In full and without alteration, give the listing again.

● **Material for this exercise**
--- START ---

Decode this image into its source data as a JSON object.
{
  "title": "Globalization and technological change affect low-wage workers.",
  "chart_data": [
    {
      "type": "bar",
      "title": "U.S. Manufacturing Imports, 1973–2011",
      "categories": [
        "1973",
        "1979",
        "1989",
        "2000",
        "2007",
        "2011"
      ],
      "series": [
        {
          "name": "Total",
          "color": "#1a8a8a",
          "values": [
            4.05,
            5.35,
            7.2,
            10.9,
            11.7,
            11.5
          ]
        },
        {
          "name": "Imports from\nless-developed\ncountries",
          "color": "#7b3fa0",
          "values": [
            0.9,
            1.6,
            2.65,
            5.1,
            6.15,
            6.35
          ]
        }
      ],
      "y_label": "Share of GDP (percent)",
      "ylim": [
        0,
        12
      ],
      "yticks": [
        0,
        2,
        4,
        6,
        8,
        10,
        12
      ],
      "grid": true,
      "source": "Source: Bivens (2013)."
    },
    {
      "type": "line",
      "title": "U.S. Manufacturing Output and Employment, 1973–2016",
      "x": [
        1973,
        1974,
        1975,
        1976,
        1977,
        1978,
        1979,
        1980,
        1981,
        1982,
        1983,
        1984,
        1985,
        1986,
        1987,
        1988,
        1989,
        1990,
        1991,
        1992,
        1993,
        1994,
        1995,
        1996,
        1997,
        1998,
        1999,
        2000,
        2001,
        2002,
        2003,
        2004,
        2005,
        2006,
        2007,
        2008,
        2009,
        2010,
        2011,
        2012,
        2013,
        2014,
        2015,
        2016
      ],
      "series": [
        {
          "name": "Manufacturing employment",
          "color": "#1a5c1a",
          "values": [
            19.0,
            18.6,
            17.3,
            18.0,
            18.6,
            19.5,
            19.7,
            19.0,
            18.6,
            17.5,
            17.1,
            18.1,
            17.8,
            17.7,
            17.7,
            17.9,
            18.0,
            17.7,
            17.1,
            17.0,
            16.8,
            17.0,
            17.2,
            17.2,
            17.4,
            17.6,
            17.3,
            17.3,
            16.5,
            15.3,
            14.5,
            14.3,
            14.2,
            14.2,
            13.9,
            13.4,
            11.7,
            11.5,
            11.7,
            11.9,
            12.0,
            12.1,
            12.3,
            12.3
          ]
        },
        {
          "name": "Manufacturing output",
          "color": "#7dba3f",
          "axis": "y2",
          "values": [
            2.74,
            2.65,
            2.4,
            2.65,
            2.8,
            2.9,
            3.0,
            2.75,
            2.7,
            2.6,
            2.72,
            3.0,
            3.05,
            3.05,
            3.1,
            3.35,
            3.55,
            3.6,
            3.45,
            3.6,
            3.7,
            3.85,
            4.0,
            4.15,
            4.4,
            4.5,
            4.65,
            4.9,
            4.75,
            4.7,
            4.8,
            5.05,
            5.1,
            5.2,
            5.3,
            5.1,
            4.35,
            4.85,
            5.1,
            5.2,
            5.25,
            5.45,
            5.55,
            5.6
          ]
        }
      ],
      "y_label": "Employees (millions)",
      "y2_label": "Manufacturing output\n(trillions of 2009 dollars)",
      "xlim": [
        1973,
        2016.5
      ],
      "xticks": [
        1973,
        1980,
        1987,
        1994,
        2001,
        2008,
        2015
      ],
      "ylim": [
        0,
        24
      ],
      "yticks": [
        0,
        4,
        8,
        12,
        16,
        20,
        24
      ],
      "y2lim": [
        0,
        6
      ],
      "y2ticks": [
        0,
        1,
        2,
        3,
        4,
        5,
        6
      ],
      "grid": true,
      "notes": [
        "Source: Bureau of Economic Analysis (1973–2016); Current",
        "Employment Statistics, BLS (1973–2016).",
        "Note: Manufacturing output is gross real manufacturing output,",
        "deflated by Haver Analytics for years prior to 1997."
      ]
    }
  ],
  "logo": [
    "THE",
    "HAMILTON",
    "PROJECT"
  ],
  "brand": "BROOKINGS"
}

--- END ---

● **Written response**
Decode this image into its source data as a JSON object.
{
  "title": "Globalization and technological change affect low-wage workers.",
  "chart_data": [
    {
      "type": "bar",
      "title": "U.S. Manufacturing Imports, 1973–2011",
      "categories": [
        "1973",
        "1979",
        "1989",
        "2000",
        "2007",
        "2011"
      ],
      "series": [
        {
          "name": "Total",
          "color": "#1a8a8a",
          "values": [
            4.05,
            5.35,
            7.2,
            10.9,
            11.7,
            11.5
          ]
        },
        {
          "name": "Imports from\nless-developed\ncountries",
          "color": "#7b3fa0",
          "values": [
            0.9,
            1.6,
            2.65,
            5.1,
            6.15,
            6.35
          ]
        }
      ],
      "y_label": "Share of GDP (percent)",
      "ylim": [
        0,
        12
      ],
      "yticks": [
        0,
        2,
        4,
        6,
        8,
        10,
        12
      ],
      "grid": true,
      "source": "Source: Bivens (2013)."
    },
    {
      "type": "line",
      "title": "U.S. Manufacturing Output and Employment, 1973–2016",
      "x": [
        1973,
        1974,
        1975,
        1976,
        1977,
        1978,
        1979,
        1980,
        1981,
        1982,
        1983,
        1984,
        1985,
        1986,
        1987,
        1988,
        1989,
        1990,
        1991,
        1992,
        1993,
        1994,
        1995,
        1996,
        1997,
        1998,
        1999,
        2000,
        2001,
        2002,
        2003,
        2004,
        2005,
        2006,
        2007,
        2008,
        2009,
        2010,
        2011,
        2012,
        2013,
        2014,
        2015,
        2016
      ],
      "series": [
        {
          "name": "Manufacturing employment",
          "color": "#1a5c1a",
          "values": [
            19.0,
            18.6,
            17.3,
            18.0,
            18.6,
            19.5,
            19.7,
            19.0,
            18.6,
            17.5,
            17.1,
            18.1,
            17.8,
            17.7,
            17.7,
            17.9,
            18.0,
            17.7,
            17.1,
            17.0,
            16.8,
            17.0,
            17.2,
            17.2,
            17.4,
            17.6,
            17.3,
            17.3,
            16.5,
            15.3,
            14.5,
            14.3,
            14.2,
            14.2,
            13.9,
            13.4,
            11.7,
            11.5,
            11.7,
            11.9,
            12.0,
            12.1,
            12.3,
            12.3
          ]
        },
        {
          "name": "Manufacturing output",
          "color": "#7dba3f",
          "axis": "y2",
          "values": [
            2.74,
            2.65,
            2.4,
            2.65,
            2.8,
            2.9,
            3.0,
            2.75,
            2.7,
            2.6,
            2.72,
            3.0,
            3.05,
            3.05,
            3.1,
            3.35,
            3.55,
            3.6,
            3.45,
            3.6,
            3.7,
            3.85,
            4.0,
            4.15,
            4.4,
            4.5,
            4.65,
            4.9,
            4.75,
            4.7,
            4.8,
            5.05,
            5.1,
            5.2,
            5.3,
            5.1,
            4.35,
            4.85,
            5.1,
            5.2,
            5.25,
            5.45,
            5.55,
            5.6
          ]
        }
      ],
      "y_label": "Employees (millions)",
      "y2_label": "Manufacturing output\n(trillions of 2009 dollars)",
      "xlim": [
        1973,
        2016.5
      ],
      "xticks": [
        1973,
        1980,
        1987,
        1994,
        2001,
        2008,
        2015
      ],
      "ylim": [
        0,
        24
      ],
      "yticks": [
        0,
        4,
        8,
        12,
        16,
        20,
        24
      ],
      "y2lim": [
        0,
        6
      ],
      "y2ticks": [
        0,
        1,
        2,
        3,
        4,
        5,
        6
      ],
      "grid": true,
      "notes": [
        "Source: Bureau of Economic Analysis (1973–2016); Current",
        "Employment Statistics, BLS (1973–2016).",
        "Note: Manufacturing output is gross real manufacturing output,",
        "deflated by Haver Analytics for years prior to 1997."
      ]
    }
  ],
  "logo": [
    "THE",
    "HAMILTON",
    "PROJECT"
  ],
  "brand": "BROOKINGS"
}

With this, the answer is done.